Dataset items

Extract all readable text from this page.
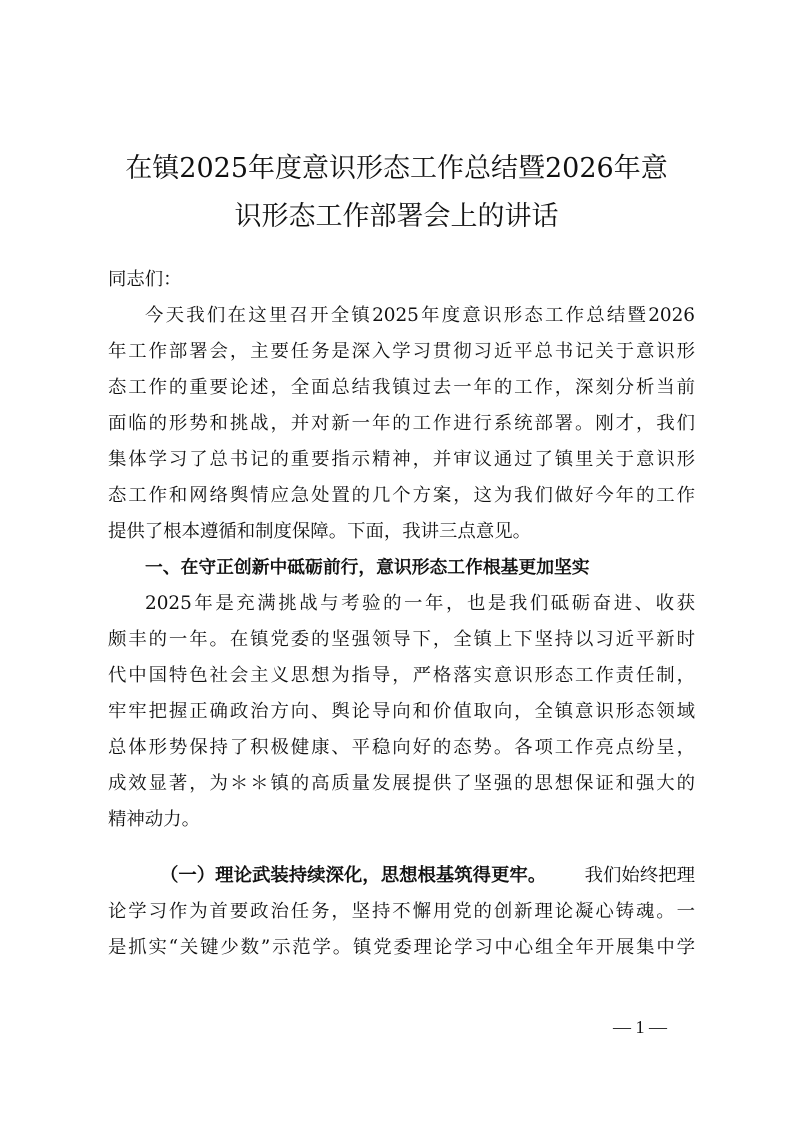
在镇2025年度意识形态工作总结暨2026年意
识形态工作部署会上的讲话
同志们：
今天我们在这里召开全镇2025年度意识形态工作总结暨2026
年工作部署会，主要任务是深入学习贯彻习近平总书记关于意识形
态工作的重要论述，全面总结我镇过去一年的工作，深刻分析当前
面临的形势和挑战，并对新一年的工作进行系统部署。刚才，我们
集体学习了总书记的重要指示精神，并审议通过了镇里关于意识形
态工作和网络舆情应急处置的几个方案，这为我们做好今年的工作
提供了根本遵循和制度保障。下面，我讲三点意见。
一、在守正创新中砥砺前行，意识形态工作根基更加坚实
2025年是充满挑战与考验的一年，也是我们砥砺奋进、收获
颇丰的一年。在镇党委的坚强领导下，全镇上下坚持以习近平新时
代中国特色社会主义思想为指导，严格落实意识形态工作责任制，
牢牢把握正确政治方向、舆论导向和价值取向，全镇意识形态领域
总体形势保持了积极健康、平稳向好的态势。各项工作亮点纷呈，
成效显著，为＊＊镇的高质量发展提供了坚强的思想保证和强大的
精神动力。
（一）理论武装持续深化，思想根基筑得更牢。	我们始终把理
论学习作为首要政治任务，坚持不懈用党的创新理论凝心铸魂。一
是抓实“关键少数”示范学。镇党委理论学习中心组全年开展集中学
— 1 —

• [TASK INSTRUCTIONS]: Leave the images out and output the remaining material exactly as it stands.

• [EXERCISE ANSWER]:
Extract all readable text from this page.
在镇2025年度意识形态工作总结暨2026年意
识形态工作部署会上的讲话
同志们：
今天我们在这里召开全镇2025年度意识形态工作总结暨2026
年工作部署会，主要任务是深入学习贯彻习近平总书记关于意识形
态工作的重要论述，全面总结我镇过去一年的工作，深刻分析当前
面临的形势和挑战，并对新一年的工作进行系统部署。刚才，我们
集体学习了总书记的重要指示精神，并审议通过了镇里关于意识形
态工作和网络舆情应急处置的几个方案，这为我们做好今年的工作
提供了根本遵循和制度保障。下面，我讲三点意见。
一、在守正创新中砥砺前行，意识形态工作根基更加坚实
2025年是充满挑战与考验的一年，也是我们砥砺奋进、收获
颇丰的一年。在镇党委的坚强领导下，全镇上下坚持以习近平新时
代中国特色社会主义思想为指导，严格落实意识形态工作责任制，
牢牢把握正确政治方向、舆论导向和价值取向，全镇意识形态领域
总体形势保持了积极健康、平稳向好的态势。各项工作亮点纷呈，
成效显著，为＊＊镇的高质量发展提供了坚强的思想保证和强大的
精神动力。
（一）理论武装持续深化，思想根基筑得更牢。	我们始终把理
论学习作为首要政治任务，坚持不懈用党的创新理论凝心铸魂。一
是抓实“关键少数”示范学。镇党委理论学习中心组全年开展集中学
— 1 —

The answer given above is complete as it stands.